Exercise prompt: Where a line of the material contains the string "entreprise", copy that line.

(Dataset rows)
-------------------------

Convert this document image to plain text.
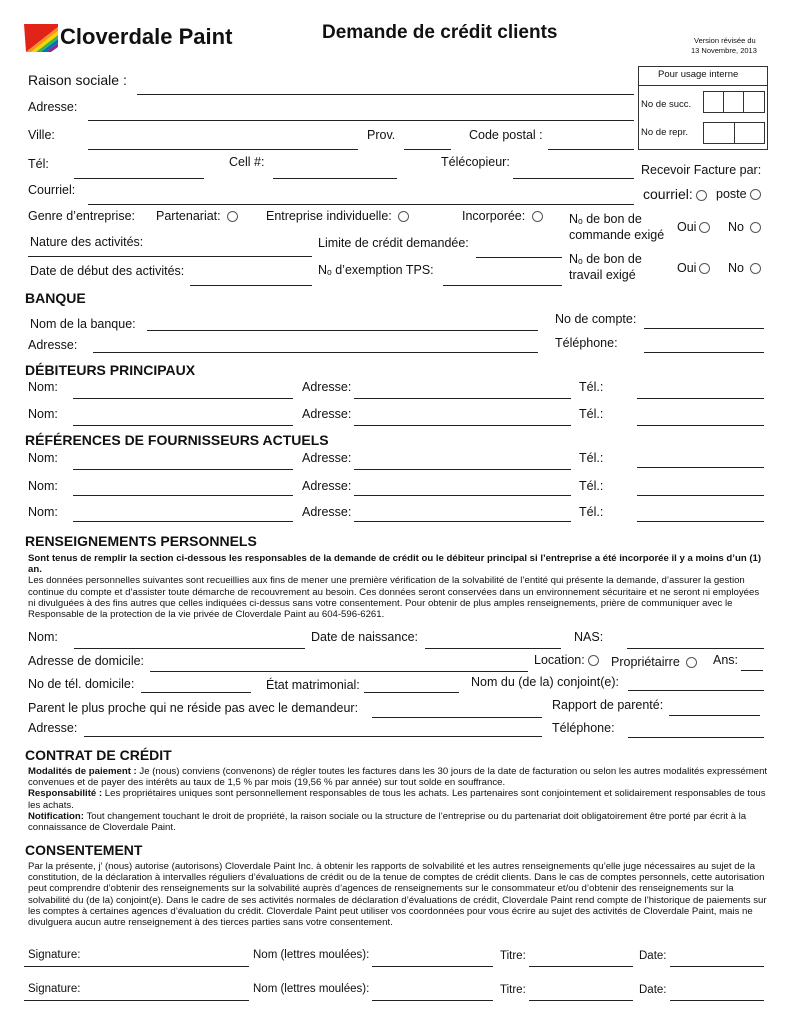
Cloverdale Paint	Demande de crédit clients	Version révisée du
13 Novembre, 2013
Pour usage interne
No de succ.
No de repr.
Raison sociale :
Adresse:
Ville:	Prov.	Code postal :
Tél:	Cell #:	Télécopieur:
Recevoir Facture par:
Courriel:	courriel:	poste
Genre d’entreprise: Partenariat:	Entreprise individuelle:	Incorporée:	Nₒ de bon de
commande exigé
Oui	No
Nature des activités:	Limite de crédit demandée:
Nₒ de bon de
travail exigé	Oui	No
Date de début des activités:	Nₒ d’exemption TPS:
BANQUE
Nom de la banque:	No de compte:
Adresse:	Téléphone:
DÉBITEURS PRINCIPAUX
Nom:	Adresse:	Tél.:
Nom:	Adresse:	Tél.:
RÉFÉRENCES DE FOURNISSEURS ACTUELS
Nom:	Adresse:	Tél.:
Nom:	Adresse:	Tél.:
Nom:	Adresse:	Tél.:
RENSEIGNEMENTS PERSONNELS
Sont tenus de remplir la section ci-dessous les responsables de la demande de crédit ou le débiteur principal si l’entreprise a été incorporée il y a moins d’un (1) an.
Les données personnelles suivantes sont recueillies aux fins de mener une première vérification de la solvabilité de l’entité qui présente la demande, d’assurer la gestion continue du compte et d’assister toute démarche de recouvrement au besoin. Ces données seront conservées dans un environnement sécuritaire et ne seront ni employées ni divulguées à des fins autres que celles indiquées ci-dessus sans votre consentement. Pour obtenir de plus amples renseignements, prière de communiquer avec le Responsable de la protection de la vie privée de Cloverdale Paint au 604-596-6261.
Nom:	Date de naissance:	NAS:
Adresse de domicile:	Location:	Propriétairre	Ans:
No de tél. domicile:	État matrimonial:	Nom du (de la) conjoint(e):
Parent le plus proche qui ne réside pas avec le demandeur:	Rapport de parenté:
Adresse:	Téléphone:
CONTRAT DE CRÉDIT
Modalités de paiement : Je (nous) conviens (convenons) de régler toutes les factures dans les 30 jours de la date de facturation ou selon les autres modalités expressément convenues et de payer des intérêts au taux de 1,5 % par mois (19,56 % par année) sur tout solde en souffrance.
Responsabilité : Les propriétaires uniques sont personnellement responsables de tous les achats. Les partenaires sont conjointement et solidairement responsables de tous les achats.
Notification: Tout changement touchant le droit de propriété, la raison sociale ou la structure de l’entreprise ou du partenariat doit obligatoirement être porté par écrit à la connaissance de Cloverdale Paint.
CONSENTEMENT
Par la présente, j’ (nous) autorise (autorisons) Cloverdale Paint Inc. à obtenir les rapports de solvabilité et les autres renseignements qu’elle juge nécessaires au sujet de la constitution, de la déclaration à intervalles réguliers d’évaluations de crédit ou de la tenue de comptes de crédit clients. Dans le cas de comptes personnels, cette autorisation peut comprendre d’obtenir des renseignements sur la solvabilité auprès d’agences de renseignements sur le consommateur et/ou d’obtenir des renseignements sur la solvabilité du (de la) conjoint(e). Dans le cadre de ses activités normales de déclaration d’évaluations de crédit, Cloverdale Paint rend compte de l’historique de paiements sur les comptes à certaines agences d’évaluation du crédit. Cloverdale Paint peut utiliser vos coordonnées pour vous écrire au sujet des activités de Cloverdale Paint, mais ne divulguera aucun autre renseignement à des tierces parties sans votre consentement.
Signature:	Nom (lettres moulées):	Titre:	Date:
Signature:	Nom (lettres moulées):	Titre:	Date:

-------------------------

Written solution:
Genre d’entreprise: Partenariat:	Entreprise individuelle:	Incorporée:	Nₒ de bon de
Sont tenus de remplir la section ci-dessous les responsables de la demande de crédit ou le débiteur principal si l’entreprise a été incorporée il y a moins d’un (1) an.
Notification: Tout changement touchant le droit de propriété, la raison sociale ou la structure de l’entreprise ou du partenariat doit obligatoirement être porté par écrit à la connaissance de Cloverdale Paint.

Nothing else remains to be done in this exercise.